[What is being asked]:
Copy out each line of the material in which the word "هريرة" appears.

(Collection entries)
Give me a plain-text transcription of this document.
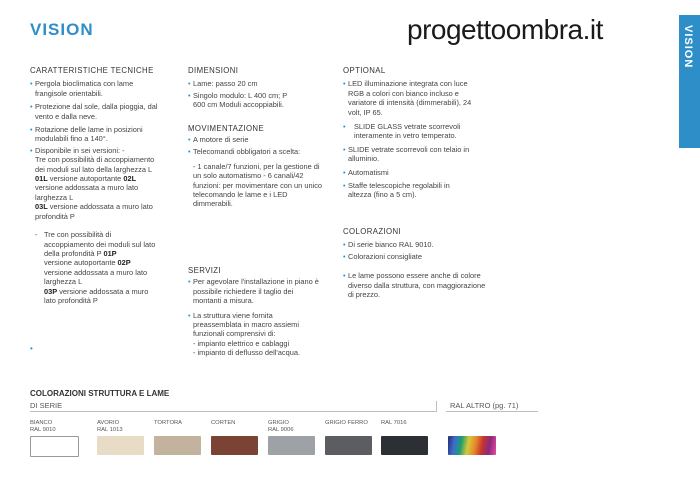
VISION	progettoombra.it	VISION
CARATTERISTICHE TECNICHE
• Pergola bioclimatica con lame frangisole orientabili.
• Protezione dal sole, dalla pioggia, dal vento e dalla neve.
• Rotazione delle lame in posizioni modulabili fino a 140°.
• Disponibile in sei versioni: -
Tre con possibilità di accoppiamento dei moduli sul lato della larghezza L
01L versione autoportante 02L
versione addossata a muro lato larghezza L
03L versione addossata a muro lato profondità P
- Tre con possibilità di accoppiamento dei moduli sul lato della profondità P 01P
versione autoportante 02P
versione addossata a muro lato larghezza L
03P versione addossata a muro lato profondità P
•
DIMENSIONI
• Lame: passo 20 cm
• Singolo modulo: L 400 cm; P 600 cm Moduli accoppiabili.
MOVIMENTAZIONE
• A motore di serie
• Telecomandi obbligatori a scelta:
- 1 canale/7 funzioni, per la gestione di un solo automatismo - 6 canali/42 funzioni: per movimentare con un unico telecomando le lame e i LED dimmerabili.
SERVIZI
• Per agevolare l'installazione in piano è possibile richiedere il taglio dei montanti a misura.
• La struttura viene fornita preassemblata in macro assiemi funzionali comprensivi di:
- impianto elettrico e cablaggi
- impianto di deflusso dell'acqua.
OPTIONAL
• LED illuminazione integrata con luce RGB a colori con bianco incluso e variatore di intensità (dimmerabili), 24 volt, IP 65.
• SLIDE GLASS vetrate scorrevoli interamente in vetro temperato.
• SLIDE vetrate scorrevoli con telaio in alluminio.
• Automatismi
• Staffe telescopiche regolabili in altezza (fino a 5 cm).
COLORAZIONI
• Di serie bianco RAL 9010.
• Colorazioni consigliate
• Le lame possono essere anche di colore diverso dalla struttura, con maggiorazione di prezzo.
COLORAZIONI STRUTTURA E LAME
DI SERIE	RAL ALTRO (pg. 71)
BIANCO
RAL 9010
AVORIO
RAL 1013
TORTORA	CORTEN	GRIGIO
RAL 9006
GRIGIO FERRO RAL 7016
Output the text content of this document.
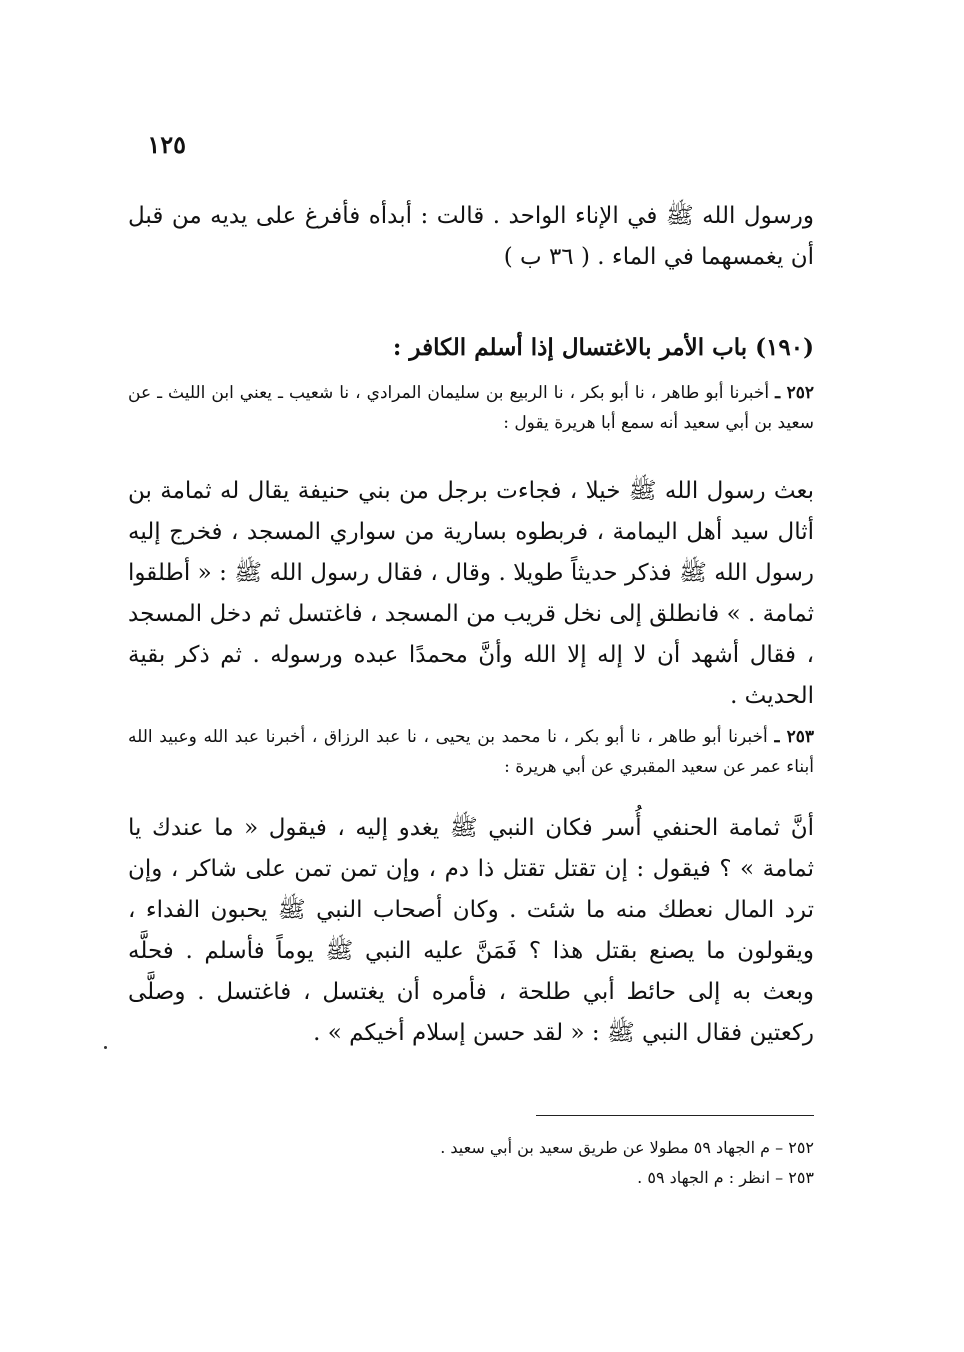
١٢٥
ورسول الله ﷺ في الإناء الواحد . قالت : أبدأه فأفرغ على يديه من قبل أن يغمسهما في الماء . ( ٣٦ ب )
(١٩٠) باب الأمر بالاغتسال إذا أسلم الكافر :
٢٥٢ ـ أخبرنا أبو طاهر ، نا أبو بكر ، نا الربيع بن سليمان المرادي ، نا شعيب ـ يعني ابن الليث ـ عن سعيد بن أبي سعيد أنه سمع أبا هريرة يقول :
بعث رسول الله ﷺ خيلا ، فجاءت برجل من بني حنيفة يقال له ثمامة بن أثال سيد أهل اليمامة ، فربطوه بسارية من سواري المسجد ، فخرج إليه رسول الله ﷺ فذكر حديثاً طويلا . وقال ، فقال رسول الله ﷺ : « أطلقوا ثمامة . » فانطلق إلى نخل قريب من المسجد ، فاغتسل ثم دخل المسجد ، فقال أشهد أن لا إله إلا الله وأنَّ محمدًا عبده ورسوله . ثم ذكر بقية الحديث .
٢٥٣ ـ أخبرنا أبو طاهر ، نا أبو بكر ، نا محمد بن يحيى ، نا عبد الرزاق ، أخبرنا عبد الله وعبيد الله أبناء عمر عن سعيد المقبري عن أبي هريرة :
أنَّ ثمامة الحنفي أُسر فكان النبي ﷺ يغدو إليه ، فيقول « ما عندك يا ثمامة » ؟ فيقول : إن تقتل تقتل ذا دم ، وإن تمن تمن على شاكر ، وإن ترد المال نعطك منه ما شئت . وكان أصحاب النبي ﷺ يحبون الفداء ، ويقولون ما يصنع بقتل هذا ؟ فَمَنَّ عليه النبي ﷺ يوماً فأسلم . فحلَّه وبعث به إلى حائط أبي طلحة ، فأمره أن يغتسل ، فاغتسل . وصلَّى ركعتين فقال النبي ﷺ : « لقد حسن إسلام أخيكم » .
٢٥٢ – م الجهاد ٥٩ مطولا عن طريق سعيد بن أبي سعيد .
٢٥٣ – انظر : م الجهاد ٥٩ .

--

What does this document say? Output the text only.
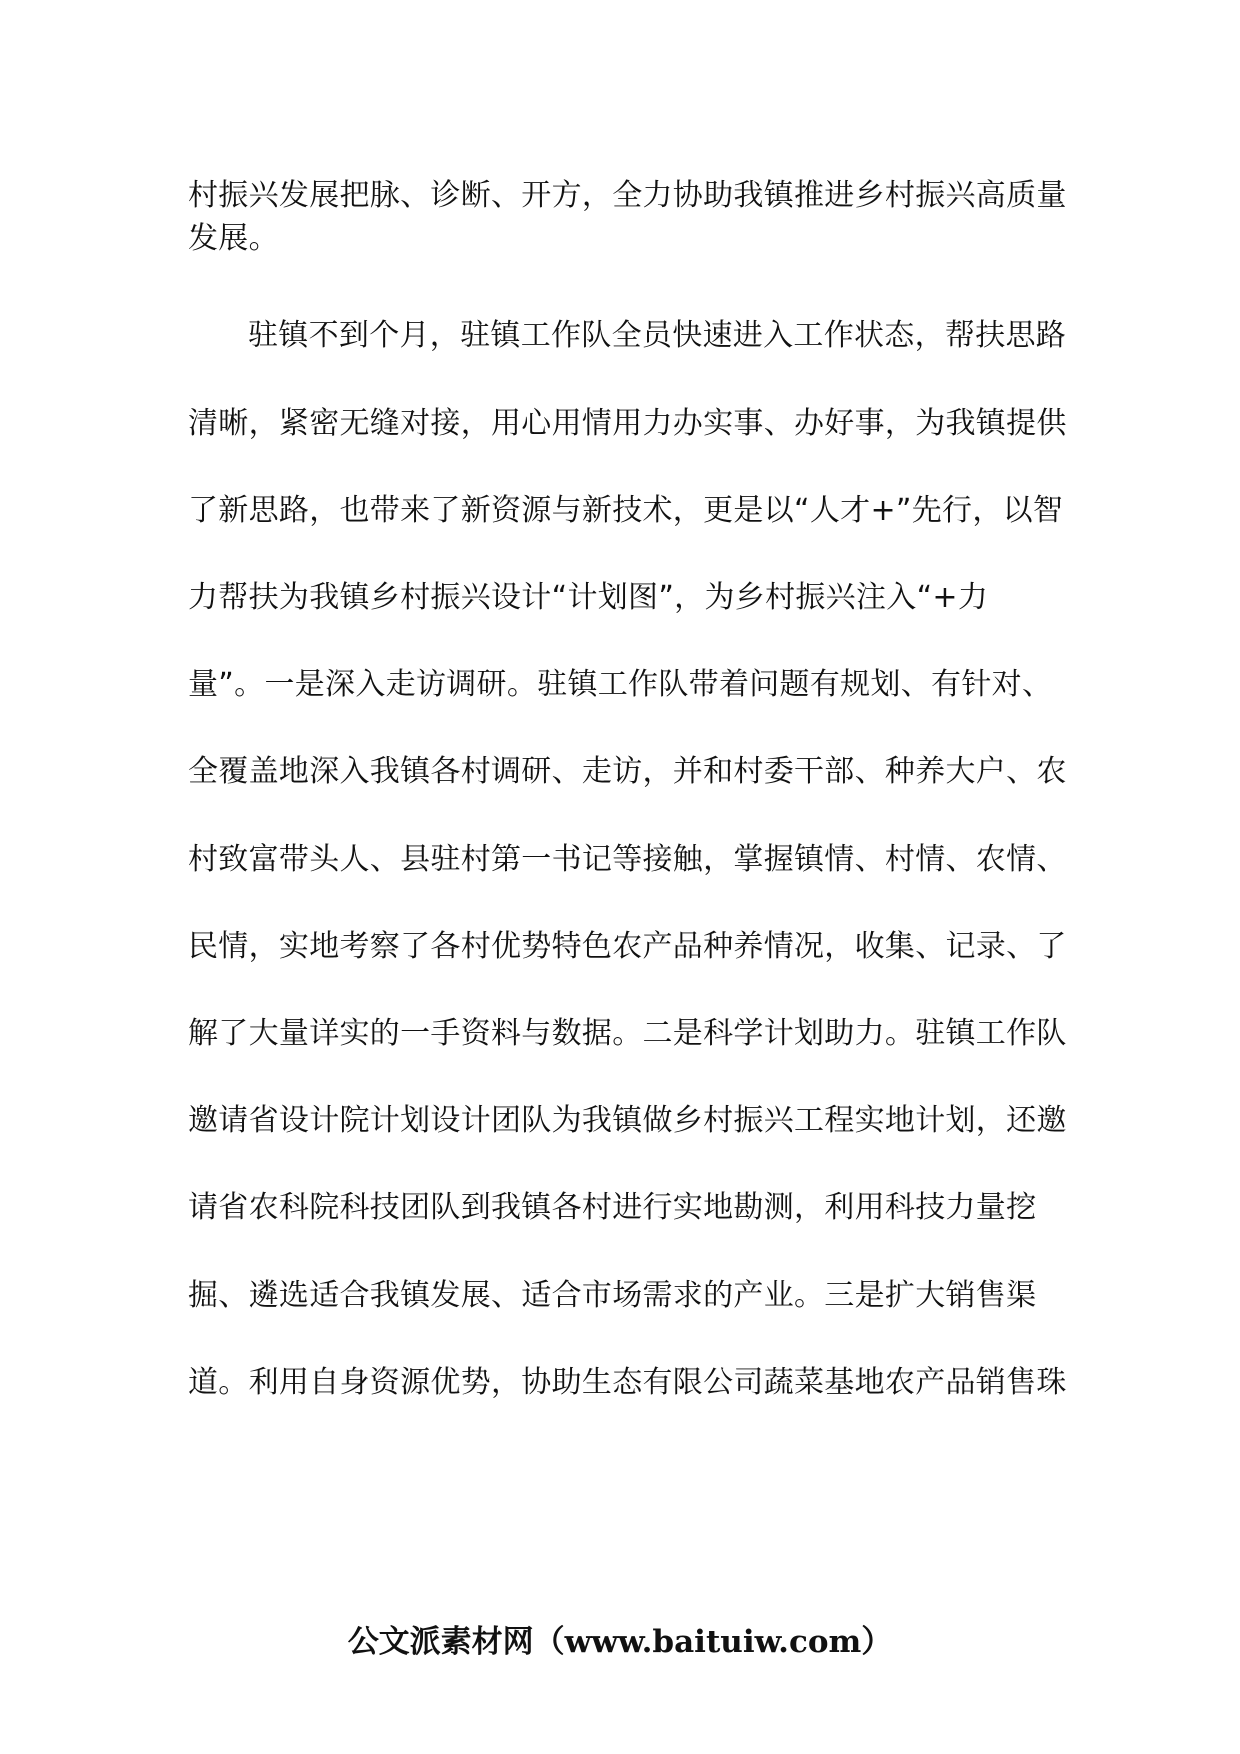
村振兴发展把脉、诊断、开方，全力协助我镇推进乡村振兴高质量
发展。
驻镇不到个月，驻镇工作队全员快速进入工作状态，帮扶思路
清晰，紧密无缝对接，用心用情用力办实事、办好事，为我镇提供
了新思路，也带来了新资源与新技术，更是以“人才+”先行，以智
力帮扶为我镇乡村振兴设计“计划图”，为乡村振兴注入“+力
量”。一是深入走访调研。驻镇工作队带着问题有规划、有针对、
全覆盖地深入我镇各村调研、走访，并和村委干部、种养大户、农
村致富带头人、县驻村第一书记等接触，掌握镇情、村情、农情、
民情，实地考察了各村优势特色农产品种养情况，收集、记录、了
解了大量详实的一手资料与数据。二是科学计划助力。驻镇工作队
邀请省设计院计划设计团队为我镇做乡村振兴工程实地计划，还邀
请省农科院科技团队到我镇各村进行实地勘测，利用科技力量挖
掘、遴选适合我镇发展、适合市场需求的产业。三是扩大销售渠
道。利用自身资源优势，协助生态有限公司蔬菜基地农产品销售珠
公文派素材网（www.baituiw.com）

[Reply]:
٢٥٢ ـ أخبرنا أبو طاهر ، نا أبو بكر ، نا الربيع بن سليمان المرادي ، نا شعيب ـ يعني ابن الليث ـ عن سعيد بن أبي سعيد أنه سمع أبا هريرة يقول :
٢٥٣ ـ أخبرنا أبو طاهر ، نا أبو بكر ، نا محمد بن يحيى ، نا عبد الرزاق ، أخبرنا عبد الله وعبيد الله أبناء عمر عن سعيد المقبري عن أبي هريرة :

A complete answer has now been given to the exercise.